**Goal**
Extract every entry word for word.

··· Material provided

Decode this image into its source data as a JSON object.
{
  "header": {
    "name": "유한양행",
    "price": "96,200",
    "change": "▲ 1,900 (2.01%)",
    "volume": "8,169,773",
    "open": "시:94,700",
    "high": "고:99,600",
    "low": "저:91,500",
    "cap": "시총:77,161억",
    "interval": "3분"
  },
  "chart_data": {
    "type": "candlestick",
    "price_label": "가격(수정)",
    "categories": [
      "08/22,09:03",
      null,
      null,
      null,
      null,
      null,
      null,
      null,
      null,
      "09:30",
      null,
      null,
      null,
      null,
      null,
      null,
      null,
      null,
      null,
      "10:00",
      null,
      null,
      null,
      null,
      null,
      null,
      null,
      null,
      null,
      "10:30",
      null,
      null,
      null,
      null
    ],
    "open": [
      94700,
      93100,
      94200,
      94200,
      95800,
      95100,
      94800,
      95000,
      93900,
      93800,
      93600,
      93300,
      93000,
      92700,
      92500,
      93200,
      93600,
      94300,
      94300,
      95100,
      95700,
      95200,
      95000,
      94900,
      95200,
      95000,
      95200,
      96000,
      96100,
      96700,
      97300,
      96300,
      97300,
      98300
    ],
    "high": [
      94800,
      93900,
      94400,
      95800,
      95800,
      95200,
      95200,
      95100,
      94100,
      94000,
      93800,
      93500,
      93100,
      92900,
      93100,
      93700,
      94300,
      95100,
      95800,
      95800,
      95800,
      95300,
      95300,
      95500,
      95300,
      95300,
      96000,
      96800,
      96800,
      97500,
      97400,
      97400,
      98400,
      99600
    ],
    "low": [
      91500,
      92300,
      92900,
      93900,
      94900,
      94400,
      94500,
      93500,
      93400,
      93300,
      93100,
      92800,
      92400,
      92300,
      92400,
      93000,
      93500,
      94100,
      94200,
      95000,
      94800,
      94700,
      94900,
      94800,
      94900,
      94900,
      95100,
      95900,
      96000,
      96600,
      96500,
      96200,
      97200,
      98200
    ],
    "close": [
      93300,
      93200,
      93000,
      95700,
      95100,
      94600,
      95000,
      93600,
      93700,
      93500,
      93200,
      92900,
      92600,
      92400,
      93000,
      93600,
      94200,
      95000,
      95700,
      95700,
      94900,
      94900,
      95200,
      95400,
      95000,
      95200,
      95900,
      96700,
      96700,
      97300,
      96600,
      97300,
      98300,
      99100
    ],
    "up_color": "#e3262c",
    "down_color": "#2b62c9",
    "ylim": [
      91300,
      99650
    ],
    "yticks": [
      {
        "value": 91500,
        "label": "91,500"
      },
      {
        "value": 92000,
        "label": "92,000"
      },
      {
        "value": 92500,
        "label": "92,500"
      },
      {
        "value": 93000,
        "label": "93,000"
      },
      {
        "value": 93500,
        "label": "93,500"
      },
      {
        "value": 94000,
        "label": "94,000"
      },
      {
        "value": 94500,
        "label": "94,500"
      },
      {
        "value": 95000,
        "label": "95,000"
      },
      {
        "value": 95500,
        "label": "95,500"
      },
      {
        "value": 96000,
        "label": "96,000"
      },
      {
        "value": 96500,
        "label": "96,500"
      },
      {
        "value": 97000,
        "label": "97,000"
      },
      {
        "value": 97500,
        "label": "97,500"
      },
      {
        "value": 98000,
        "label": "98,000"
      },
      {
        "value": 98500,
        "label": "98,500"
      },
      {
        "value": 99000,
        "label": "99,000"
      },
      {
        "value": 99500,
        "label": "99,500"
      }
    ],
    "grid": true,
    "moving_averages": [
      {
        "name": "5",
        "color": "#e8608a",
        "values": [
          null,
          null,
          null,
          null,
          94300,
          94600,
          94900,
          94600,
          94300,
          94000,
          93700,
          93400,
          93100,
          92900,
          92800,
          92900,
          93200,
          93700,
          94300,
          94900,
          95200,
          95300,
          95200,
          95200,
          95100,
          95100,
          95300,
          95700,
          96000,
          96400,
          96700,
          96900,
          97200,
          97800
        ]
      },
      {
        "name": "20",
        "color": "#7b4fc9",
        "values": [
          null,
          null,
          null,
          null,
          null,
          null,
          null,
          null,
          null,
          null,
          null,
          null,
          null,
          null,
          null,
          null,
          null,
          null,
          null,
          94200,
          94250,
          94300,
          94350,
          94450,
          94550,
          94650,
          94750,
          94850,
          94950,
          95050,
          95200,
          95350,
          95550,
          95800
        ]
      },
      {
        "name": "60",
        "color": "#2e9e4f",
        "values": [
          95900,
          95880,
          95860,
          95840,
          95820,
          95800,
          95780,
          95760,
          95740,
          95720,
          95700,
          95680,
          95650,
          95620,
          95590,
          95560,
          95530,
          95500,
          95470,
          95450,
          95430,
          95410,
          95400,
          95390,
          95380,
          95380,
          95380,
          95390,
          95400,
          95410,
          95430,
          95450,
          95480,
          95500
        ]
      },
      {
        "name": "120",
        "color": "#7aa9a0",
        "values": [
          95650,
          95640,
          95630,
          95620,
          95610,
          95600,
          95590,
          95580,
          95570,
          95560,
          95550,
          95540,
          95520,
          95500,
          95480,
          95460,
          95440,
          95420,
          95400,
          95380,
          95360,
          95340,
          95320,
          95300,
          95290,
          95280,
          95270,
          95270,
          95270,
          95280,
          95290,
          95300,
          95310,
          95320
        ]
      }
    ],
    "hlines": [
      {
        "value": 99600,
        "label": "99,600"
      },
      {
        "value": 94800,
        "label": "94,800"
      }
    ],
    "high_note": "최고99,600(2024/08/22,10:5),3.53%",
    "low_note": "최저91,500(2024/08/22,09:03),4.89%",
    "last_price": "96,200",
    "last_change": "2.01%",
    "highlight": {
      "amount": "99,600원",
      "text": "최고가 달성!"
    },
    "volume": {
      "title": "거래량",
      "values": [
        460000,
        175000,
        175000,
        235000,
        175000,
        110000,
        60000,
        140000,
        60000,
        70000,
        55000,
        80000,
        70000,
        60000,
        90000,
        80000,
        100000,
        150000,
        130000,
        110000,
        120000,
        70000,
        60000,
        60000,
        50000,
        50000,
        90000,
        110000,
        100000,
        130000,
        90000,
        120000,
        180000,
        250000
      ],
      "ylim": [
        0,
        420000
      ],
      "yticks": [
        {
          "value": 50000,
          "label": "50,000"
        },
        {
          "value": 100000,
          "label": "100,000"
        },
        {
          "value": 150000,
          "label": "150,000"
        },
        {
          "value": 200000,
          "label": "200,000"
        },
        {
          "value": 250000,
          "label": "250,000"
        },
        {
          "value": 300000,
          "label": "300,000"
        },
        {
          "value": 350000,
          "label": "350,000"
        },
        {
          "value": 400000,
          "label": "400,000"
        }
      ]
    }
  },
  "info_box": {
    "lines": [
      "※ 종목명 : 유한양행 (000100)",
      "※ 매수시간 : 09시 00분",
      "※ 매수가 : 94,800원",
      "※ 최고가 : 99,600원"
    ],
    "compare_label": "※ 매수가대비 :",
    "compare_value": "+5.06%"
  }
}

······

**Reply to the task**
Decode this image into its source data as a JSON object.
{
  "header": {
    "name": "유한양행",
    "price": "96,200",
    "change": "▲ 1,900 (2.01%)",
    "volume": "8,169,773",
    "open": "시:94,700",
    "high": "고:99,600",
    "low": "저:91,500",
    "cap": "시총:77,161억",
    "interval": "3분"
  },
  "chart_data": {
    "type": "candlestick",
    "price_label": "가격(수정)",
    "categories": [
      "08/22,09:03",
      null,
      null,
      null,
      null,
      null,
      null,
      null,
      null,
      "09:30",
      null,
      null,
      null,
      null,
      null,
      null,
      null,
      null,
      null,
      "10:00",
      null,
      null,
      null,
      null,
      null,
      null,
      null,
      null,
      null,
      "10:30",
      null,
      null,
      null,
      null
    ],
    "open": [
      94700,
      93100,
      94200,
      94200,
      95800,
      95100,
      94800,
      95000,
      93900,
      93800,
      93600,
      93300,
      93000,
      92700,
      92500,
      93200,
      93600,
      94300,
      94300,
      95100,
      95700,
      95200,
      95000,
      94900,
      95200,
      95000,
      95200,
      96000,
      96100,
      96700,
      97300,
      96300,
      97300,
      98300
    ],
    "high": [
      94800,
      93900,
      94400,
      95800,
      95800,
      95200,
      95200,
      95100,
      94100,
      94000,
      93800,
      93500,
      93100,
      92900,
      93100,
      93700,
      94300,
      95100,
      95800,
      95800,
      95800,
      95300,
      95300,
      95500,
      95300,
      95300,
      96000,
      96800,
      96800,
      97500,
      97400,
      97400,
      98400,
      99600
    ],
    "low": [
      91500,
      92300,
      92900,
      93900,
      94900,
      94400,
      94500,
      93500,
      93400,
      93300,
      93100,
      92800,
      92400,
      92300,
      92400,
      93000,
      93500,
      94100,
      94200,
      95000,
      94800,
      94700,
      94900,
      94800,
      94900,
      94900,
      95100,
      95900,
      96000,
      96600,
      96500,
      96200,
      97200,
      98200
    ],
    "close": [
      93300,
      93200,
      93000,
      95700,
      95100,
      94600,
      95000,
      93600,
      93700,
      93500,
      93200,
      92900,
      92600,
      92400,
      93000,
      93600,
      94200,
      95000,
      95700,
      95700,
      94900,
      94900,
      95200,
      95400,
      95000,
      95200,
      95900,
      96700,
      96700,
      97300,
      96600,
      97300,
      98300,
      99100
    ],
    "up_color": "#e3262c",
    "down_color": "#2b62c9",
    "ylim": [
      91300,
      99650
    ],
    "yticks": [
      {
        "value": 91500,
        "label": "91,500"
      },
      {
        "value": 92000,
        "label": "92,000"
      },
      {
        "value": 92500,
        "label": "92,500"
      },
      {
        "value": 93000,
        "label": "93,000"
      },
      {
        "value": 93500,
        "label": "93,500"
      },
      {
        "value": 94000,
        "label": "94,000"
      },
      {
        "value": 94500,
        "label": "94,500"
      },
      {
        "value": 95000,
        "label": "95,000"
      },
      {
        "value": 95500,
        "label": "95,500"
      },
      {
        "value": 96000,
        "label": "96,000"
      },
      {
        "value": 96500,
        "label": "96,500"
      },
      {
        "value": 97000,
        "label": "97,000"
      },
      {
        "value": 97500,
        "label": "97,500"
      },
      {
        "value": 98000,
        "label": "98,000"
      },
      {
        "value": 98500,
        "label": "98,500"
      },
      {
        "value": 99000,
        "label": "99,000"
      },
      {
        "value": 99500,
        "label": "99,500"
      }
    ],
    "grid": true,
    "moving_averages": [
      {
        "name": "5",
        "color": "#e8608a",
        "values": [
          null,
          null,
          null,
          null,
          94300,
          94600,
          94900,
          94600,
          94300,
          94000,
          93700,
          93400,
          93100,
          92900,
          92800,
          92900,
          93200,
          93700,
          94300,
          94900,
          95200,
          95300,
          95200,
          95200,
          95100,
          95100,
          95300,
          95700,
          96000,
          96400,
          96700,
          96900,
          97200,
          97800
        ]
      },
      {
        "name": "20",
        "color": "#7b4fc9",
        "values": [
          null,
          null,
          null,
          null,
          null,
          null,
          null,
          null,
          null,
          null,
          null,
          null,
          null,
          null,
          null,
          null,
          null,
          null,
          null,
          94200,
          94250,
          94300,
          94350,
          94450,
          94550,
          94650,
          94750,
          94850,
          94950,
          95050,
          95200,
          95350,
          95550,
          95800
        ]
      },
      {
        "name": "60",
        "color": "#2e9e4f",
        "values": [
          95900,
          95880,
          95860,
          95840,
          95820,
          95800,
          95780,
          95760,
          95740,
          95720,
          95700,
          95680,
          95650,
          95620,
          95590,
          95560,
          95530,
          95500,
          95470,
          95450,
          95430,
          95410,
          95400,
          95390,
          95380,
          95380,
          95380,
          95390,
          95400,
          95410,
          95430,
          95450,
          95480,
          95500
        ]
      },
      {
        "name": "120",
        "color": "#7aa9a0",
        "values": [
          95650,
          95640,
          95630,
          95620,
          95610,
          95600,
          95590,
          95580,
          95570,
          95560,
          95550,
          95540,
          95520,
          95500,
          95480,
          95460,
          95440,
          95420,
          95400,
          95380,
          95360,
          95340,
          95320,
          95300,
          95290,
          95280,
          95270,
          95270,
          95270,
          95280,
          95290,
          95300,
          95310,
          95320
        ]
      }
    ],
    "hlines": [
      {
        "value": 99600,
        "label": "99,600"
      },
      {
        "value": 94800,
        "label": "94,800"
      }
    ],
    "high_note": "최고99,600(2024/08/22,10:5),3.53%",
    "low_note": "최저91,500(2024/08/22,09:03),4.89%",
    "last_price": "96,200",
    "last_change": "2.01%",
    "highlight": {
      "amount": "99,600원",
      "text": "최고가 달성!"
    },
    "volume": {
      "title": "거래량",
      "values": [
        460000,
        175000,
        175000,
        235000,
        175000,
        110000,
        60000,
        140000,
        60000,
        70000,
        55000,
        80000,
        70000,
        60000,
        90000,
        80000,
        100000,
        150000,
        130000,
        110000,
        120000,
        70000,
        60000,
        60000,
        50000,
        50000,
        90000,
        110000,
        100000,
        130000,
        90000,
        120000,
        180000,
        250000
      ],
      "ylim": [
        0,
        420000
      ],
      "yticks": [
        {
          "value": 50000,
          "label": "50,000"
        },
        {
          "value": 100000,
          "label": "100,000"
        },
        {
          "value": 150000,
          "label": "150,000"
        },
        {
          "value": 200000,
          "label": "200,000"
        },
        {
          "value": 250000,
          "label": "250,000"
        },
        {
          "value": 300000,
          "label": "300,000"
        },
        {
          "value": 350000,
          "label": "350,000"
        },
        {
          "value": 400000,
          "label": "400,000"
        }
      ]
    }
  },
  "info_box": {
    "lines": [
      "※ 종목명 : 유한양행 (000100)",
      "※ 매수시간 : 09시 00분",
      "※ 매수가 : 94,800원",
      "※ 최고가 : 99,600원"
    ],
    "compare_label": "※ 매수가대비 :",
    "compare_value": "+5.06%"
  }
}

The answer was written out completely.